[Data entries]
───

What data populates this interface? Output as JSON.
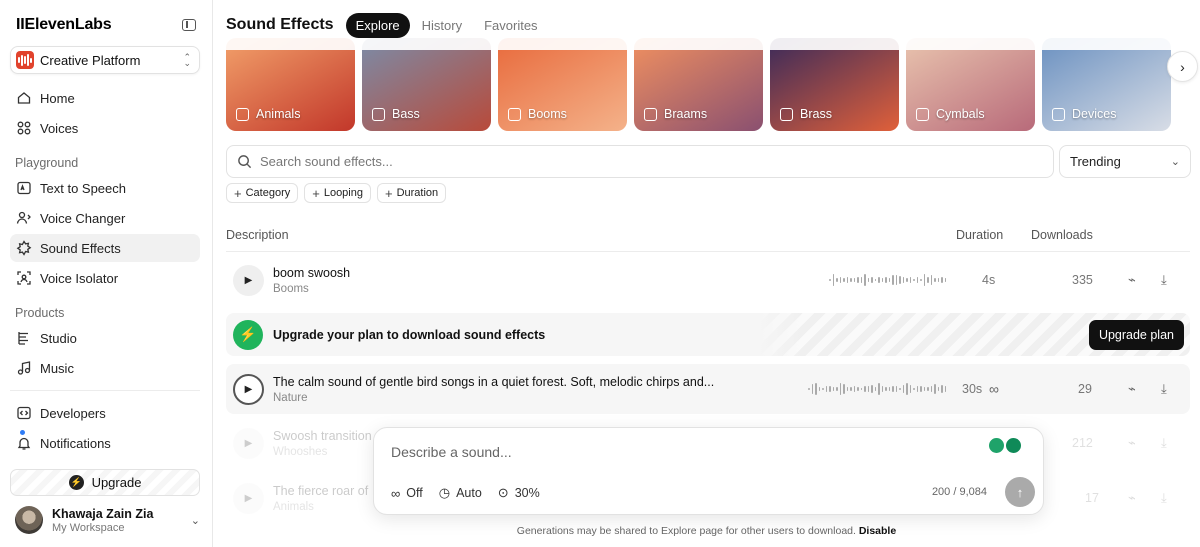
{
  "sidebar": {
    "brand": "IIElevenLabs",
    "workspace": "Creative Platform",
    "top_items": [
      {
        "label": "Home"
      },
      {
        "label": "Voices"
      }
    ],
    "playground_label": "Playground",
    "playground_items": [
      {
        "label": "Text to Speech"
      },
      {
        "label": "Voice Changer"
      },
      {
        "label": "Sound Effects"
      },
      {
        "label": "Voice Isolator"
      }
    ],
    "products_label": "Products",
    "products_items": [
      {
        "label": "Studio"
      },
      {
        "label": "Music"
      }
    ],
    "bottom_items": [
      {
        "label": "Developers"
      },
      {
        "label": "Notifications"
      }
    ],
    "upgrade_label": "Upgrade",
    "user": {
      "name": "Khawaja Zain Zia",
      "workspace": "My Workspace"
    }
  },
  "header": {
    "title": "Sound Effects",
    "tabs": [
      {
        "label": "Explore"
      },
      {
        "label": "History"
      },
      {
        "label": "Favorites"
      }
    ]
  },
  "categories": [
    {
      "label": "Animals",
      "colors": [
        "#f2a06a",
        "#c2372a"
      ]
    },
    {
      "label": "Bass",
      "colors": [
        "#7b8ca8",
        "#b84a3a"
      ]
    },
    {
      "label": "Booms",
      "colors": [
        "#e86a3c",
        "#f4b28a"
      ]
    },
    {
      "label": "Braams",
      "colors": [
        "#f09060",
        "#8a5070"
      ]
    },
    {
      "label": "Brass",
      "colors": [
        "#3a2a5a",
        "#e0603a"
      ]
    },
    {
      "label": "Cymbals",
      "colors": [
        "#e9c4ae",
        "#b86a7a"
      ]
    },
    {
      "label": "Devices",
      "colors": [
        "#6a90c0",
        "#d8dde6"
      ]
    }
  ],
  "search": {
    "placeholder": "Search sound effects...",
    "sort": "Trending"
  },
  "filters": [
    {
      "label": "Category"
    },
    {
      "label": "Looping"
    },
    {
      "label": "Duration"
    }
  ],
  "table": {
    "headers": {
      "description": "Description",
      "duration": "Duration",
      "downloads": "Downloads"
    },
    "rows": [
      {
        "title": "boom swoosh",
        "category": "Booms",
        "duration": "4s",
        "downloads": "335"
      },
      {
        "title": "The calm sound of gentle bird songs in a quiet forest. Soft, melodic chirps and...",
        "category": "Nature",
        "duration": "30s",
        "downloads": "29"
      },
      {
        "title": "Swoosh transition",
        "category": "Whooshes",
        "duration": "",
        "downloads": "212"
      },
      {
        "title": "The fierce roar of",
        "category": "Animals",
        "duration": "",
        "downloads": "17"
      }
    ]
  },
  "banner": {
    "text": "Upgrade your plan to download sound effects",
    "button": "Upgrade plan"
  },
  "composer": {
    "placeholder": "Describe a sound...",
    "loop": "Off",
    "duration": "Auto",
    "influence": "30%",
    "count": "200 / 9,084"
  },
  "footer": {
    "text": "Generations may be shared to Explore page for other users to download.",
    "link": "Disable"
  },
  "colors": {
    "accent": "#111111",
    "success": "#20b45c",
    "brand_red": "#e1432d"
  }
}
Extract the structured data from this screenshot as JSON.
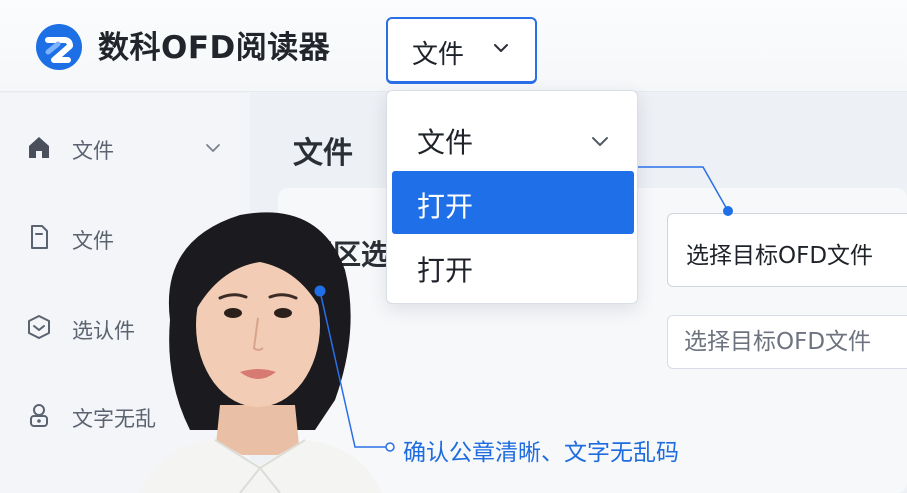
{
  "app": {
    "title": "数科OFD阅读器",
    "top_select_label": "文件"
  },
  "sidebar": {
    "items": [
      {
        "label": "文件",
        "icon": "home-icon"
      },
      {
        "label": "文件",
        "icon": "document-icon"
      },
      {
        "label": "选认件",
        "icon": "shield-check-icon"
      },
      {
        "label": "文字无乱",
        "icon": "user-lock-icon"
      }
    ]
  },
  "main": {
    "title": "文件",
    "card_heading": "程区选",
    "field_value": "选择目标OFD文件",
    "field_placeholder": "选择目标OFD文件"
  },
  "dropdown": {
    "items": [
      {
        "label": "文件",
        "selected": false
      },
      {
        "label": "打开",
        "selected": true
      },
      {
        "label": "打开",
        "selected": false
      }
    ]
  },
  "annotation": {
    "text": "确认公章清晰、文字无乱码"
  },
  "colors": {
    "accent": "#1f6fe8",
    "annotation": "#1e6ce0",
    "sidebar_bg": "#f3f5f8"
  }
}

───

## WHAT THE TASK REQUIRES
Say how many lines in the records hold "选择目标OFD文件", with the number as the whole reply.

## SOLUTION TO THIS TASK
2